- Task goal: Repeat exactly the lines from the one containing "What text is on this page?" through the last line of the records below, both included, and nothing else.

== Provided records ==

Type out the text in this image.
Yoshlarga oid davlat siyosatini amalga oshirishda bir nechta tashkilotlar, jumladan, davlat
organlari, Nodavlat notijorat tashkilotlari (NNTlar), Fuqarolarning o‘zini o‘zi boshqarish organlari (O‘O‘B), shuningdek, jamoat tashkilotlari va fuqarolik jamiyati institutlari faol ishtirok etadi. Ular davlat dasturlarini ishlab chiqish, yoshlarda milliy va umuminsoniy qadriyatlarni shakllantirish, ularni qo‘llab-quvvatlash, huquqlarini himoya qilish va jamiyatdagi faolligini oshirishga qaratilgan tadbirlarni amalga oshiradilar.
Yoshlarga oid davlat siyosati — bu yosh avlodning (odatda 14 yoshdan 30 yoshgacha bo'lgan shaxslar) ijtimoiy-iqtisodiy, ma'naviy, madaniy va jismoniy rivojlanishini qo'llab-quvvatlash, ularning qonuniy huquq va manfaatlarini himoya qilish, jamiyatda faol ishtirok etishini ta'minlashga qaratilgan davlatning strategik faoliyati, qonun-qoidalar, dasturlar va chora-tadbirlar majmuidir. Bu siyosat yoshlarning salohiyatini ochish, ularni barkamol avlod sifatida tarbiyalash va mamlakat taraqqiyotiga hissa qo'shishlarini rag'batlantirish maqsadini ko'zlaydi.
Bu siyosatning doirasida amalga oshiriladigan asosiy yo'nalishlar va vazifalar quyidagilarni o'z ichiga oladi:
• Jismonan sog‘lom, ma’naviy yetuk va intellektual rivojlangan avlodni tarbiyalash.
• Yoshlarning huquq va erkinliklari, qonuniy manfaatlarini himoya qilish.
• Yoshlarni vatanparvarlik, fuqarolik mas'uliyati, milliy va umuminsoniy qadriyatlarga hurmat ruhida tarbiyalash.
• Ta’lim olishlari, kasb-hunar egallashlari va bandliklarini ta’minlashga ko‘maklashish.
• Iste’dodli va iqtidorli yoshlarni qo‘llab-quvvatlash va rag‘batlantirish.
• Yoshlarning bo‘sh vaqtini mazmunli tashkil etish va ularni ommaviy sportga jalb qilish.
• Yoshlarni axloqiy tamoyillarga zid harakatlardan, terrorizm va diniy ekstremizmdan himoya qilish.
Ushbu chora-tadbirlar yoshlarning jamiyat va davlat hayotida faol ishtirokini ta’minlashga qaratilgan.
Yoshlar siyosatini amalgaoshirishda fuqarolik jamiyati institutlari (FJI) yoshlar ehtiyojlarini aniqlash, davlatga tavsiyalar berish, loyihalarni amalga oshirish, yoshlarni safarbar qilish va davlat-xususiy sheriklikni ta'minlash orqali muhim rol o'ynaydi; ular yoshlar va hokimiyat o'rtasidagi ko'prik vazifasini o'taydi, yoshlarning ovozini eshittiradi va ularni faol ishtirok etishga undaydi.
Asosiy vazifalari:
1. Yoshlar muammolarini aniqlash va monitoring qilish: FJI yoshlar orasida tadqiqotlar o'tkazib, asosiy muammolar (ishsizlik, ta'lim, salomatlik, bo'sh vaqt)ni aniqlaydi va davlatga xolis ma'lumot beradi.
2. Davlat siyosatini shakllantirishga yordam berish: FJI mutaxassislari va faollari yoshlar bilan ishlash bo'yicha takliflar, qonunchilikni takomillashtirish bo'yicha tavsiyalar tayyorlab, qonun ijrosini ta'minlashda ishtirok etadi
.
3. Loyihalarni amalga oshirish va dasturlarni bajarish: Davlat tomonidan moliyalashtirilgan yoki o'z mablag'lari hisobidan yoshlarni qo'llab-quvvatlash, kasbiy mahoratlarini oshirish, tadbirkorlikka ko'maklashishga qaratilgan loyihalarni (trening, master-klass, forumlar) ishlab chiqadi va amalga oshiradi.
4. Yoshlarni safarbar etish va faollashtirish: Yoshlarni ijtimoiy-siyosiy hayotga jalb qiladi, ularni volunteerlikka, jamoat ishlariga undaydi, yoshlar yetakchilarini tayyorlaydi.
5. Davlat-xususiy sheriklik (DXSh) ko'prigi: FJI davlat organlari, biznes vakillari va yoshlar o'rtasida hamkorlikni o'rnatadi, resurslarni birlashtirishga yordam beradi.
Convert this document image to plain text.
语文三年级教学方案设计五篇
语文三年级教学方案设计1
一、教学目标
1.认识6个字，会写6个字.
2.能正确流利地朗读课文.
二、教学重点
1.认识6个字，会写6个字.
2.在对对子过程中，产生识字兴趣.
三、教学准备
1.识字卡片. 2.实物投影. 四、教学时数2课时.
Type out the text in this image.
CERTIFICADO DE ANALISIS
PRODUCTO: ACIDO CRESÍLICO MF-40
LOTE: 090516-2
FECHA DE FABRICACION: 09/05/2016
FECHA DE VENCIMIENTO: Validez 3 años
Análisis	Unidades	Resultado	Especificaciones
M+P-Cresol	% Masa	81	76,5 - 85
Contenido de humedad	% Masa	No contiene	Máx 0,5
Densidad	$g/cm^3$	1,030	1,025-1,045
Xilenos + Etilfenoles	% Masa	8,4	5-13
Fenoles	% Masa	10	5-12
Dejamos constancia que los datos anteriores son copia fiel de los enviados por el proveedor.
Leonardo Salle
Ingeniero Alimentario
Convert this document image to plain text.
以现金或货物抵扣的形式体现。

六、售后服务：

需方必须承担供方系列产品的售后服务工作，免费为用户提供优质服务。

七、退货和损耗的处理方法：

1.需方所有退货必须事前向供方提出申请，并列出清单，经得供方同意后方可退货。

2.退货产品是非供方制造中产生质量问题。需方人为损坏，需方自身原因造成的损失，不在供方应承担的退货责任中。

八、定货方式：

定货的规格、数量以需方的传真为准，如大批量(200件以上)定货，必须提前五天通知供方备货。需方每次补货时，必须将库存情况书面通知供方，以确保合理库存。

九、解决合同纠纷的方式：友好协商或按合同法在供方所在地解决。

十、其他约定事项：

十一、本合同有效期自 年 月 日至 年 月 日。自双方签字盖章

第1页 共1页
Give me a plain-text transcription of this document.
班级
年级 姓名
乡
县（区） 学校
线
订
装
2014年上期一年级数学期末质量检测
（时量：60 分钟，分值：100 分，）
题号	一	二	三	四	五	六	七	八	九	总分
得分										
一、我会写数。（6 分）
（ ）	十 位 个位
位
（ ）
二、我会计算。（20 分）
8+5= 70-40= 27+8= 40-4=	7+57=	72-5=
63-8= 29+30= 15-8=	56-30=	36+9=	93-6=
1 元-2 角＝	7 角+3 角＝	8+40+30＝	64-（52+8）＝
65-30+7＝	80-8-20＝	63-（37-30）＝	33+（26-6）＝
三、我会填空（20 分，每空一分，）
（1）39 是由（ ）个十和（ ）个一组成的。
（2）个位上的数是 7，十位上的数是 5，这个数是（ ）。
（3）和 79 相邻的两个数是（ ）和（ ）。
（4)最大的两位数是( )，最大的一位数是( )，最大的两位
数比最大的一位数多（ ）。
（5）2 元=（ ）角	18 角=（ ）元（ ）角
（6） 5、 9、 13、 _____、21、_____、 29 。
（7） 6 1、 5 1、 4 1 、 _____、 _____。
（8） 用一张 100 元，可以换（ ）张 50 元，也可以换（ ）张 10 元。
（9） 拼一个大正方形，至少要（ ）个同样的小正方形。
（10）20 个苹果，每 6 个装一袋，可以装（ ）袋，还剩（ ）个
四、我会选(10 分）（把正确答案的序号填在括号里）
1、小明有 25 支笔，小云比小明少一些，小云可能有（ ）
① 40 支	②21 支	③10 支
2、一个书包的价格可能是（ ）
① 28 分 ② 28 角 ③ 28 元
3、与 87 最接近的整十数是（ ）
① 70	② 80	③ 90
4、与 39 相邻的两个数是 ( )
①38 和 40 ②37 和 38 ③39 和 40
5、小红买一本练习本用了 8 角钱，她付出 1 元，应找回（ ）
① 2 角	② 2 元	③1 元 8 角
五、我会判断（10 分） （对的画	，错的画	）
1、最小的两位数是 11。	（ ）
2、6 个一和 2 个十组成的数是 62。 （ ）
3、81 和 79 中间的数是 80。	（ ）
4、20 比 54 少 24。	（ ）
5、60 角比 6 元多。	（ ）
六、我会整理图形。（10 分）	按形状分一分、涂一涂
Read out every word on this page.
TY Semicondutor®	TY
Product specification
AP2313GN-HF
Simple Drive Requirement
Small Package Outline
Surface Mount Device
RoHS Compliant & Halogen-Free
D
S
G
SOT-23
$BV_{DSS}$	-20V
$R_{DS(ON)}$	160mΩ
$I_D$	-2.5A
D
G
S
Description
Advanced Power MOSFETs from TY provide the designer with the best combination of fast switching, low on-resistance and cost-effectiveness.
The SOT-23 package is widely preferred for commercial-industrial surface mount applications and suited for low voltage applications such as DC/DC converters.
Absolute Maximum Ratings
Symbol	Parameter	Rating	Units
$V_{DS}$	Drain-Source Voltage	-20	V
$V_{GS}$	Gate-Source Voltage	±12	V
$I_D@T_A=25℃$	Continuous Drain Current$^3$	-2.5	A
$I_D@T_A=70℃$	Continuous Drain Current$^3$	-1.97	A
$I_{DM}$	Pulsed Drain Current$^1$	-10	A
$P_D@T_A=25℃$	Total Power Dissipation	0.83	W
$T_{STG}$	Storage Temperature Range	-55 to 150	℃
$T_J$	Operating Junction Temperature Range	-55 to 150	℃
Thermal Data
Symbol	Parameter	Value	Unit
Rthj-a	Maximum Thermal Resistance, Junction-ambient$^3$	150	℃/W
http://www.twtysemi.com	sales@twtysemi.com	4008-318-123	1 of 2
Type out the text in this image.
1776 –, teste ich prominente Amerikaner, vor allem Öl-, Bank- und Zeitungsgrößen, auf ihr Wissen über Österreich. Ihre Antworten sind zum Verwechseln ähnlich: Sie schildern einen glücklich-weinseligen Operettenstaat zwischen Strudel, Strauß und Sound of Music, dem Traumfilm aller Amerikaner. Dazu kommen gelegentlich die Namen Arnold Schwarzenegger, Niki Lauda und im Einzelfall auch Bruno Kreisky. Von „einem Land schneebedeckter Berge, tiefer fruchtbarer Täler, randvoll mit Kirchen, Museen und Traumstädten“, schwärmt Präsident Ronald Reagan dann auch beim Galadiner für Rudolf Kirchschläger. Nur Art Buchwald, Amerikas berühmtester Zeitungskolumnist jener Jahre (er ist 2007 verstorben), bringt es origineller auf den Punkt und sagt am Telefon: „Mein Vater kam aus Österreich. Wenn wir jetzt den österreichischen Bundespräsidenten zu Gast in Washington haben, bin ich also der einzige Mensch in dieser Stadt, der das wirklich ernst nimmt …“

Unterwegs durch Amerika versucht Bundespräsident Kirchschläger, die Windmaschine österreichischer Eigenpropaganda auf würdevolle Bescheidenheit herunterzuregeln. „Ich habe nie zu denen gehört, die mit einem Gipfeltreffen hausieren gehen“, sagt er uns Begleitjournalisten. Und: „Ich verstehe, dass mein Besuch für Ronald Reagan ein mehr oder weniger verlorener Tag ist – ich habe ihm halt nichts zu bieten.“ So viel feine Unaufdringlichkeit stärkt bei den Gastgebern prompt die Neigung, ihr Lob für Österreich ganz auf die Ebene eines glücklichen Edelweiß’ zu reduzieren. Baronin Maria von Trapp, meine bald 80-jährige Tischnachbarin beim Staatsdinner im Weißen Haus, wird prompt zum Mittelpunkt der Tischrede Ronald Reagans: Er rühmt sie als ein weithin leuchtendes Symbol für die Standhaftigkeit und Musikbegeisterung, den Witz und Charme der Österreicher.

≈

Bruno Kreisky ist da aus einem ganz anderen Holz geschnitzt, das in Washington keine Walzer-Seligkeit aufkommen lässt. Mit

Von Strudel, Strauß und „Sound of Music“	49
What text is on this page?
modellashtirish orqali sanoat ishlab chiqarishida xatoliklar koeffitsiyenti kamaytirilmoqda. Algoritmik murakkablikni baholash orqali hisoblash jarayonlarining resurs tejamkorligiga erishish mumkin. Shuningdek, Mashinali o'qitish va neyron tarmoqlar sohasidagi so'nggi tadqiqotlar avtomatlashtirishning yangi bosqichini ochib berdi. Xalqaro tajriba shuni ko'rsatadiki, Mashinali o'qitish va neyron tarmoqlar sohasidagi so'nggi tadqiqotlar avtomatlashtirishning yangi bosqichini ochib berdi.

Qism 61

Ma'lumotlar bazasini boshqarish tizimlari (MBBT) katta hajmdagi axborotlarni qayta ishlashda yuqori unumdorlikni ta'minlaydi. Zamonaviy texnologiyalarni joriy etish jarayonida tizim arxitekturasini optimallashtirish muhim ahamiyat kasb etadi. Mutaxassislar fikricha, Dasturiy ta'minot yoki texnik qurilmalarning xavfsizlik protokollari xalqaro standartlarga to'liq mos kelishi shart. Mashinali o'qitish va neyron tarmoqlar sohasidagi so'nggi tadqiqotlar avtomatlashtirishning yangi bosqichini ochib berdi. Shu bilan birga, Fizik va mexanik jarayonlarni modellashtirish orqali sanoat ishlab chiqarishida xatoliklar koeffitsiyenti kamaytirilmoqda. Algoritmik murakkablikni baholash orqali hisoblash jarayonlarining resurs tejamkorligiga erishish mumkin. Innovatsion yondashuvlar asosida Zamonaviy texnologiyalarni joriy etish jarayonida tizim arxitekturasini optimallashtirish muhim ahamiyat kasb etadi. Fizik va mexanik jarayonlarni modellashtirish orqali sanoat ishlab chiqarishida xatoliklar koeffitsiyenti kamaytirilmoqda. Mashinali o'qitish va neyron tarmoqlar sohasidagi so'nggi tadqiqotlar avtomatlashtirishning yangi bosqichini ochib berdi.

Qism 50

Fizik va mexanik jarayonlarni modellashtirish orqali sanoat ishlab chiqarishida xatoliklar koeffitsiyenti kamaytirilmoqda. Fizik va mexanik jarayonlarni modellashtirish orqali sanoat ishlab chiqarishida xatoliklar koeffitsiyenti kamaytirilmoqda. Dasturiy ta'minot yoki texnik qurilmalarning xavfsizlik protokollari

===

- Solution to the exercise:
What text is on this page?
modellashtirish orqali sanoat ishlab chiqarishida xatoliklar koeffitsiyenti kamaytirilmoqda. Algoritmik murakkablikni baholash orqali hisoblash jarayonlarining resurs tejamkorligiga erishish mumkin. Shuningdek, Mashinali o'qitish va neyron tarmoqlar sohasidagi so'nggi tadqiqotlar avtomatlashtirishning yangi bosqichini ochib berdi. Xalqaro tajriba shuni ko'rsatadiki, Mashinali o'qitish va neyron tarmoqlar sohasidagi so'nggi tadqiqotlar avtomatlashtirishning yangi bosqichini ochib berdi.

Qism 61

Ma'lumotlar bazasini boshqarish tizimlari (MBBT) katta hajmdagi axborotlarni qayta ishlashda yuqori unumdorlikni ta'minlaydi. Zamonaviy texnologiyalarni joriy etish jarayonida tizim arxitekturasini optimallashtirish muhim ahamiyat kasb etadi. Mutaxassislar fikricha, Dasturiy ta'minot yoki texnik qurilmalarning xavfsizlik protokollari xalqaro standartlarga to'liq mos kelishi shart. Mashinali o'qitish va neyron tarmoqlar sohasidagi so'nggi tadqiqotlar avtomatlashtirishning yangi bosqichini ochib berdi. Shu bilan birga, Fizik va mexanik jarayonlarni modellashtirish orqali sanoat ishlab chiqarishida xatoliklar koeffitsiyenti kamaytirilmoqda. Algoritmik murakkablikni baholash orqali hisoblash jarayonlarining resurs tejamkorligiga erishish mumkin. Innovatsion yondashuvlar asosida Zamonaviy texnologiyalarni joriy etish jarayonida tizim arxitekturasini optimallashtirish muhim ahamiyat kasb etadi. Fizik va mexanik jarayonlarni modellashtirish orqali sanoat ishlab chiqarishida xatoliklar koeffitsiyenti kamaytirilmoqda. Mashinali o'qitish va neyron tarmoqlar sohasidagi so'nggi tadqiqotlar avtomatlashtirishning yangi bosqichini ochib berdi.

Qism 50

Fizik va mexanik jarayonlarni modellashtirish orqali sanoat ishlab chiqarishida xatoliklar koeffitsiyenti kamaytirilmoqda. Fizik va mexanik jarayonlarni modellashtirish orqali sanoat ishlab chiqarishida xatoliklar koeffitsiyenti kamaytirilmoqda. Dasturiy ta'minot yoki texnik qurilmalarning xavfsizlik protokollari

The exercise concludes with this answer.